| WORK TO BE COMPLETED |
Within the records that follow, find every line containing the string "错误床定义书签". Copy those lines.

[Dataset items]
>>
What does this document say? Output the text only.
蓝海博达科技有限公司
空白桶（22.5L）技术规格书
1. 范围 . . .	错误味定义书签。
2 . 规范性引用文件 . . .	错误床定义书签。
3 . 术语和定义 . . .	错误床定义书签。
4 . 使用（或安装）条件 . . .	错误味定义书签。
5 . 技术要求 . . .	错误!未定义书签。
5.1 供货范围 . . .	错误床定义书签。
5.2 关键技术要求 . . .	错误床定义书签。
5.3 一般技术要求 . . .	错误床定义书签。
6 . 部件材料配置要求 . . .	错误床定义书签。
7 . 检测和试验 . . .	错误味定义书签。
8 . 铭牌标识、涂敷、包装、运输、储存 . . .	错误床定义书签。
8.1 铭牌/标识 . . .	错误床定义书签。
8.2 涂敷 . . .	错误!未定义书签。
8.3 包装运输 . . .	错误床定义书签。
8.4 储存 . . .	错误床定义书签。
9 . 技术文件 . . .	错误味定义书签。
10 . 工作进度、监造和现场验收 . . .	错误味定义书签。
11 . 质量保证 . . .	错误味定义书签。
<<
| OUTPUT OF THE EXERCISE |
2 . 规范性引用文件 . . .	错误床定义书签。
3 . 术语和定义 . . .	错误床定义书签。
5.1 供货范围 . . .	错误床定义书签。
5.2 关键技术要求 . . .	错误床定义书签。
5.3 一般技术要求 . . .	错误床定义书签。
6 . 部件材料配置要求 . . .	错误床定义书签。
8 . 铭牌标识、涂敷、包装、运输、储存 . . .	错误床定义书签。
8.1 铭牌/标识 . . .	错误床定义书签。
8.3 包装运输 . . .	错误床定义书签。
8.4 储存 . . .	错误床定义书签。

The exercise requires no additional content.